→ DATA FOR THIS EXERCISE
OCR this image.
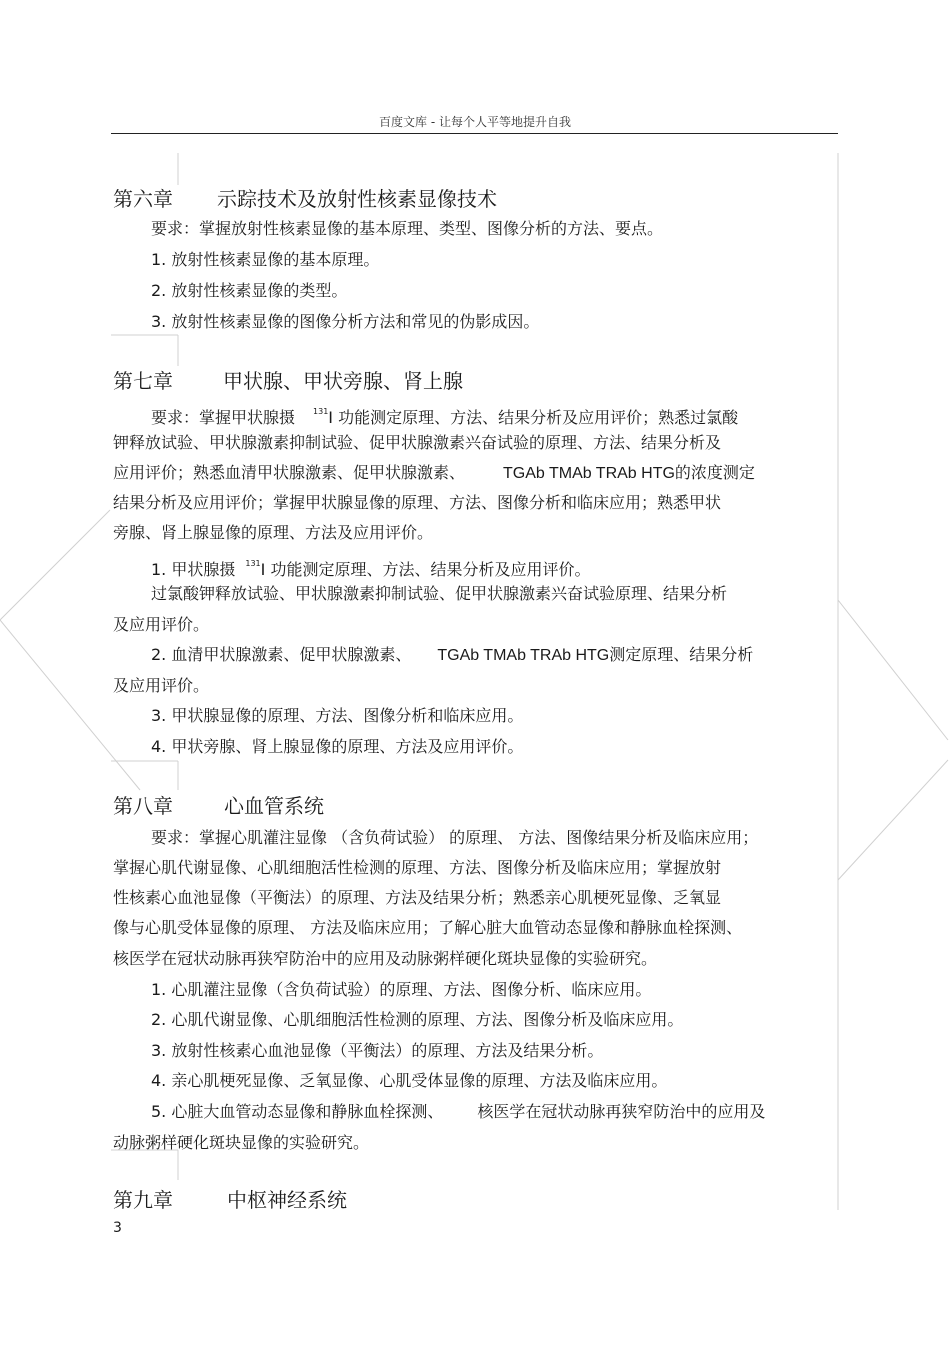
百度文库 - 让每个人平等地提升自我
第六章 示踪技术及放射性核素显像技术
要求：掌握放射性核素显像的基本原理、类型、图像分析的方法、要点。
1. 放射性核素显像的基本原理。
2. 放射性核素显像的类型。
3. 放射性核素显像的图像分析方法和常见的伪影成因。
第七章	甲状腺、甲状旁腺、肾上腺
要求：掌握甲状腺摄 $^{131}$I 功能测定原理、方法、结果分析及应用评价；熟悉过氯酸
钾释放试验、甲状腺激素抑制试验、促甲状腺激素兴奋试验的原理、方法、结果分析及
应用评价；熟悉血清甲状腺激素、促甲状腺激素、 TGAb TMAb TRAb HTG的浓度测定
结果分析及应用评价；掌握甲状腺显像的原理、方法、图像分析和临床应用；熟悉甲状
旁腺、肾上腺显像的原理、方法及应用评价。
1. 甲状腺摄 $^{131}$I 功能测定原理、方法、结果分析及应用评价。
过氯酸钾释放试验、甲状腺激素抑制试验、促甲状腺激素兴奋试验原理、结果分析
及应用评价。
2. 血清甲状腺激素、促甲状腺激素、 TGAb TMAb TRAb HTG测定原理、结果分析
及应用评价。
3. 甲状腺显像的原理、方法、图像分析和临床应用。
4. 甲状旁腺、肾上腺显像的原理、方法及应用评价。
第八章	心血管系统
要求：掌握心肌灌注显像 （含负荷试验） 的原理、 方法、图像结果分析及临床应用；
掌握心肌代谢显像、心肌细胞活性检测的原理、方法、图像分析及临床应用；掌握放射
性核素心血池显像（平衡法）的原理、方法及结果分析；熟悉亲心肌梗死显像、乏氧显
像与心肌受体显像的原理、 方法及临床应用；了解心脏大血管动态显像和静脉血栓探测、
核医学在冠状动脉再狭窄防治中的应用及动脉粥样硬化斑块显像的实验研究。
1. 心肌灌注显像（含负荷试验）的原理、方法、图像分析、临床应用。
2. 心肌代谢显像、心肌细胞活性检测的原理、方法、图像分析及临床应用。
3. 放射性核素心血池显像（平衡法）的原理、方法及结果分析。
4. 亲心肌梗死显像、乏氧显像、心肌受体显像的原理、方法及临床应用。
5. 心脏大血管动态显像和静脉血栓探测、 核医学在冠状动脉再狭窄防治中的应用及
动脉粥样硬化斑块显像的实验研究。
第九章	中枢神经系统
3
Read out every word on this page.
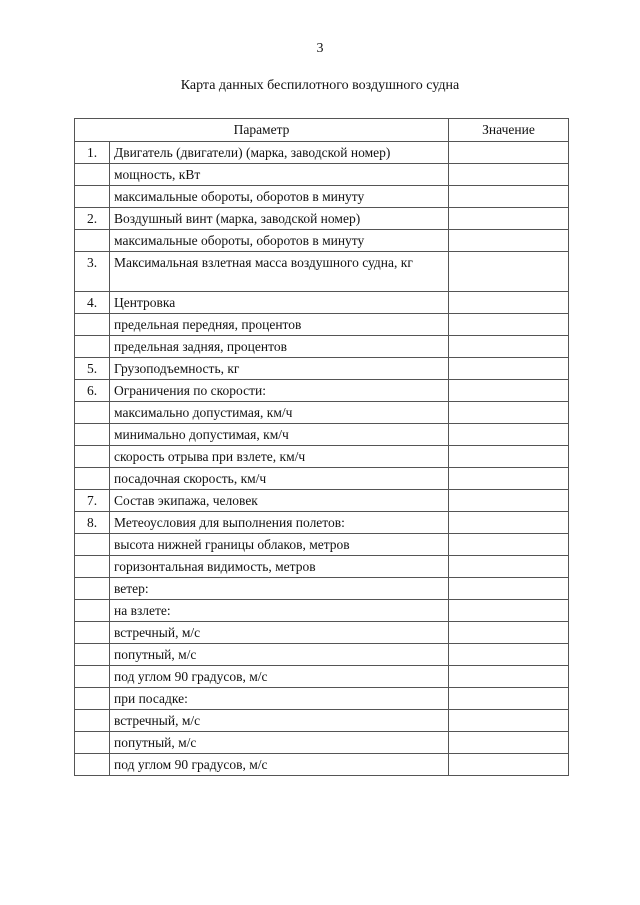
3
Карта данных беспилотного воздушного судна
Параметр		Значение
1.	Двигатель (двигатели) (марка, заводской номер)	
	мощность, кВт	
	максимальные обороты, оборотов в минуту	
2.	Воздушный винт (марка, заводской номер)	
	максимальные обороты, оборотов в минуту	
3.	Максимальная взлетная масса воздушного судна, кг	
4.	Центровка	
	предельная передняя, процентов	
	предельная задняя, процентов	
5.	Грузоподъемность, кг	
6.	Ограничения по скорости:	
	максимально допустимая, км/ч	
	минимально допустимая, км/ч	
	скорость отрыва при взлете, км/ч	
	посадочная скорость, км/ч	
7.	Состав экипажа, человек	
8.	Метеоусловия для выполнения полетов:	
	высота нижней границы облаков, метров	
	горизонтальная видимость, метров	
	ветер:	
	на взлете:	
	встречный, м/с	
	попутный, м/с	
	под углом 90 градусов, м/с	
	при посадке:	
	встречный, м/с	
	попутный, м/с	
	под углом 90 градусов, м/с	
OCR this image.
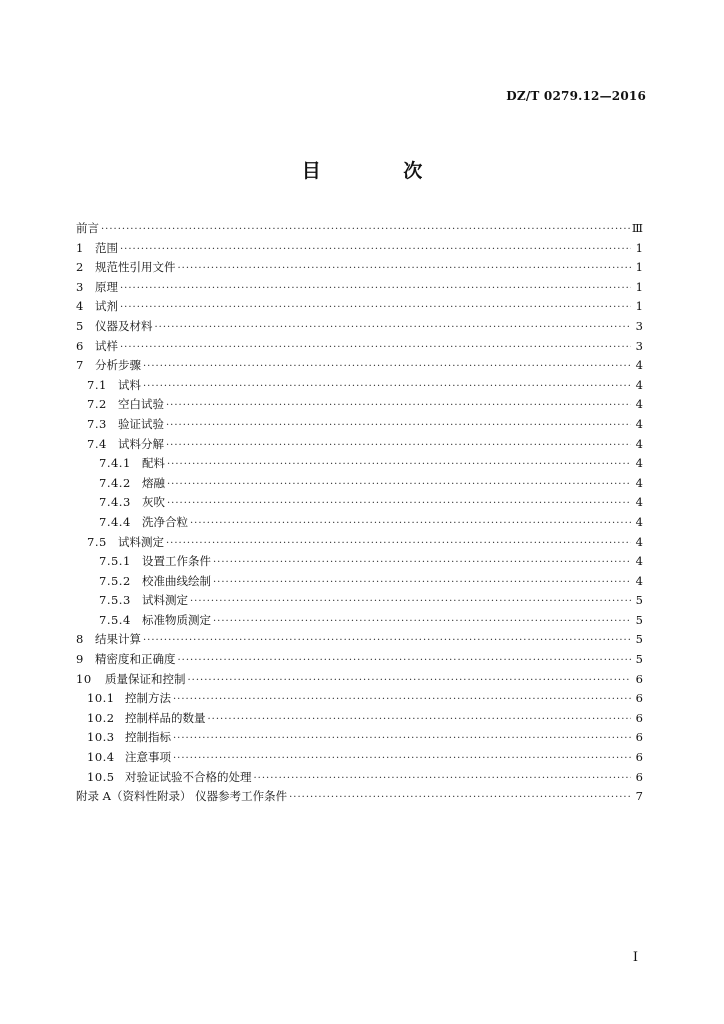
DZ/T 0279.12—2016
目 次
前言 ·····	Ⅲ
1 范围 ·····	1
2 规范性引用文件 ·····	1
3 原理 ·····	1
4 试剂 ·····	1
5 仪器及材料 ·····	3
6 试样 ·····	3
7 分析步骤 ·····	4
7.1 试料 ·····	4
7.2 空白试验 ·····	4
7.3 验证试验 ·····	4
7.4 试料分解 ·····	4
7.4.1 配料 ·····	4
7.4.2 熔融 ·····	4
7.4.3 灰吹 ·····	4
7.4.4 洗净合粒 ·····	4
7.5 试料测定 ·····	4
7.5.1 设置工作条件 ·····	4
7.5.2 校准曲线绘制 ·····	4
7.5.3 试料测定 ·····	5
7.5.4 标准物质测定 ·····	5
8 结果计算 ·····	5
9 精密度和正确度 ·····	5
10	质量保证和控制 ·····	6
10.1 控制方法 ·····	6
10.2 控制样品的数量 ·····	6
10.3 控制指标 ·····	6
10.4 注意事项 ·····	6
10.5 对验证试验不合格的处理 ·····	6
附录 A（资料性附录） 仪器参考工作条件 ·····	7
I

→ TASK
Show all lines in the entries above where the string "甲状旁腺" appears.

→ EXPECTED ANSWER
第七章	甲状腺、甲状旁腺、肾上腺
4. 甲状旁腺、肾上腺显像的原理、方法及应用评价。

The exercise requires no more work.